- **Task item**
Copy the entries exactly, leaving out nothing.

:::::

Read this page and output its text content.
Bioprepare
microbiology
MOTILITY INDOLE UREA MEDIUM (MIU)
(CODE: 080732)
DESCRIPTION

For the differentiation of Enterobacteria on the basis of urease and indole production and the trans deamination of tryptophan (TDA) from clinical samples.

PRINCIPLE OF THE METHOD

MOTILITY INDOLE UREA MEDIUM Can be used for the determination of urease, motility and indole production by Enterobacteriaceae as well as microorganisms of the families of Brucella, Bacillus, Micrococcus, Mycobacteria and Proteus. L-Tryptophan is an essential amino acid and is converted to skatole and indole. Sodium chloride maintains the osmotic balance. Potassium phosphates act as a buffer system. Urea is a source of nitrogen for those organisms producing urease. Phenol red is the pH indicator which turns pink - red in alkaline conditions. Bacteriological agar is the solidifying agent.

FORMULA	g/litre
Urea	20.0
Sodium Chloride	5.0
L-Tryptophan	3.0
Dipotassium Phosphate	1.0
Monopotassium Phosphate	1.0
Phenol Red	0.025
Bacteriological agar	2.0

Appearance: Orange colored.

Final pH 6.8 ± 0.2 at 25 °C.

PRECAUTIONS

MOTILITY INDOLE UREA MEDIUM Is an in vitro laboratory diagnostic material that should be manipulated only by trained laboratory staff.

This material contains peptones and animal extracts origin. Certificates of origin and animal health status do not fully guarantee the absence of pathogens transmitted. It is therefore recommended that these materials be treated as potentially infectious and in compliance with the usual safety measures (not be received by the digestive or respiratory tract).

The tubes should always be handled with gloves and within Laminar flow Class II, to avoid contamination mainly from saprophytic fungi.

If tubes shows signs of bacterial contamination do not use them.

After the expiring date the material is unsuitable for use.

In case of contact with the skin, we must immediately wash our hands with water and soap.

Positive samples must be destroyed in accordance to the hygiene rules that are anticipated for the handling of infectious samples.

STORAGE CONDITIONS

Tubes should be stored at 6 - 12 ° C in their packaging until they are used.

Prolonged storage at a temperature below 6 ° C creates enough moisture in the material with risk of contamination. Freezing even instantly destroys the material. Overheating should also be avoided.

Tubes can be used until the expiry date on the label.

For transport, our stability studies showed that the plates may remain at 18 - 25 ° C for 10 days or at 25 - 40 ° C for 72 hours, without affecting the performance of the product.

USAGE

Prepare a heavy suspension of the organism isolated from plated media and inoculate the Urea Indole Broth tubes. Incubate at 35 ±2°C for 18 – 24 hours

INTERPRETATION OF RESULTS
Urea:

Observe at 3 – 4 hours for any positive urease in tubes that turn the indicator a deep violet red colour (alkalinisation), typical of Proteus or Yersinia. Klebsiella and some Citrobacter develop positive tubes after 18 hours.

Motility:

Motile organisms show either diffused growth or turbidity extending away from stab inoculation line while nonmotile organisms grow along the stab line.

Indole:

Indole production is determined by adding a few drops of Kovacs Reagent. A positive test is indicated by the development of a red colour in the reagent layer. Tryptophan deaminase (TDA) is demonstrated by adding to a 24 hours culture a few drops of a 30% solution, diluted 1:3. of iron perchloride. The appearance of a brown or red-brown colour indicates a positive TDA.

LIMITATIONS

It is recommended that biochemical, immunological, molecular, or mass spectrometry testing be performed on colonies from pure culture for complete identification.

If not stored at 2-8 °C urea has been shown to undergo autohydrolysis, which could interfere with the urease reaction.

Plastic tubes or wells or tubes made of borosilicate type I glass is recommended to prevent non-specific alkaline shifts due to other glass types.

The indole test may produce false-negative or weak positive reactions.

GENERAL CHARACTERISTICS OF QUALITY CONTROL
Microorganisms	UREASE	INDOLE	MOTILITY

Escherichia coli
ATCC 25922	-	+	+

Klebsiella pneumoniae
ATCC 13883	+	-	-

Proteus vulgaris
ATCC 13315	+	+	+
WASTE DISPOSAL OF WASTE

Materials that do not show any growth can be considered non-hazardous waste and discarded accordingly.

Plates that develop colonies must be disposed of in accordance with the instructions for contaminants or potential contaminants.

:::::

- **Result of this exercise**
Read this page and output its text content.
Bioprepare
microbiology
MOTILITY INDOLE UREA MEDIUM (MIU)
(CODE: 080732)
DESCRIPTION

For the differentiation of Enterobacteria on the basis of urease and indole production and the trans deamination of tryptophan (TDA) from clinical samples.

PRINCIPLE OF THE METHOD

MOTILITY INDOLE UREA MEDIUM Can be used for the determination of urease, motility and indole production by Enterobacteriaceae as well as microorganisms of the families of Brucella, Bacillus, Micrococcus, Mycobacteria and Proteus. L-Tryptophan is an essential amino acid and is converted to skatole and indole. Sodium chloride maintains the osmotic balance. Potassium phosphates act as a buffer system. Urea is a source of nitrogen for those organisms producing urease. Phenol red is the pH indicator which turns pink - red in alkaline conditions. Bacteriological agar is the solidifying agent.

FORMULA	g/litre
Urea	20.0
Sodium Chloride	5.0
L-Tryptophan	3.0
Dipotassium Phosphate	1.0
Monopotassium Phosphate	1.0
Phenol Red	0.025
Bacteriological agar	2.0

Appearance: Orange colored.

Final pH 6.8 ± 0.2 at 25 °C.

PRECAUTIONS

MOTILITY INDOLE UREA MEDIUM Is an in vitro laboratory diagnostic material that should be manipulated only by trained laboratory staff.

This material contains peptones and animal extracts origin. Certificates of origin and animal health status do not fully guarantee the absence of pathogens transmitted. It is therefore recommended that these materials be treated as potentially infectious and in compliance with the usual safety measures (not be received by the digestive or respiratory tract).

The tubes should always be handled with gloves and within Laminar flow Class II, to avoid contamination mainly from saprophytic fungi.

If tubes shows signs of bacterial contamination do not use them.

After the expiring date the material is unsuitable for use.

In case of contact with the skin, we must immediately wash our hands with water and soap.

Positive samples must be destroyed in accordance to the hygiene rules that are anticipated for the handling of infectious samples.

STORAGE CONDITIONS

Tubes should be stored at 6 - 12 ° C in their packaging until they are used.

Prolonged storage at a temperature below 6 ° C creates enough moisture in the material with risk of contamination. Freezing even instantly destroys the material. Overheating should also be avoided.

Tubes can be used until the expiry date on the label.

For transport, our stability studies showed that the plates may remain at 18 - 25 ° C for 10 days or at 25 - 40 ° C for 72 hours, without affecting the performance of the product.

USAGE

Prepare a heavy suspension of the organism isolated from plated media and inoculate the Urea Indole Broth tubes. Incubate at 35 ±2°C for 18 – 24 hours

INTERPRETATION OF RESULTS
Urea:

Observe at 3 – 4 hours for any positive urease in tubes that turn the indicator a deep violet red colour (alkalinisation), typical of Proteus or Yersinia. Klebsiella and some Citrobacter develop positive tubes after 18 hours.

Motility:

Motile organisms show either diffused growth or turbidity extending away from stab inoculation line while nonmotile organisms grow along the stab line.

Indole:

Indole production is determined by adding a few drops of Kovacs Reagent. A positive test is indicated by the development of a red colour in the reagent layer. Tryptophan deaminase (TDA) is demonstrated by adding to a 24 hours culture a few drops of a 30% solution, diluted 1:3. of iron perchloride. The appearance of a brown or red-brown colour indicates a positive TDA.

LIMITATIONS

It is recommended that biochemical, immunological, molecular, or mass spectrometry testing be performed on colonies from pure culture for complete identification.

If not stored at 2-8 °C urea has been shown to undergo autohydrolysis, which could interfere with the urease reaction.

Plastic tubes or wells or tubes made of borosilicate type I glass is recommended to prevent non-specific alkaline shifts due to other glass types.

The indole test may produce false-negative or weak positive reactions.

GENERAL CHARACTERISTICS OF QUALITY CONTROL
Microorganisms	UREASE	INDOLE	MOTILITY

Escherichia coli
ATCC 25922	-	+	+

Klebsiella pneumoniae
ATCC 13883	+	-	-

Proteus vulgaris
ATCC 13315	+	+	+
WASTE DISPOSAL OF WASTE

Materials that do not show any growth can be considered non-hazardous waste and discarded accordingly.

Plates that develop colonies must be disposed of in accordance with the instructions for contaminants or potential contaminants.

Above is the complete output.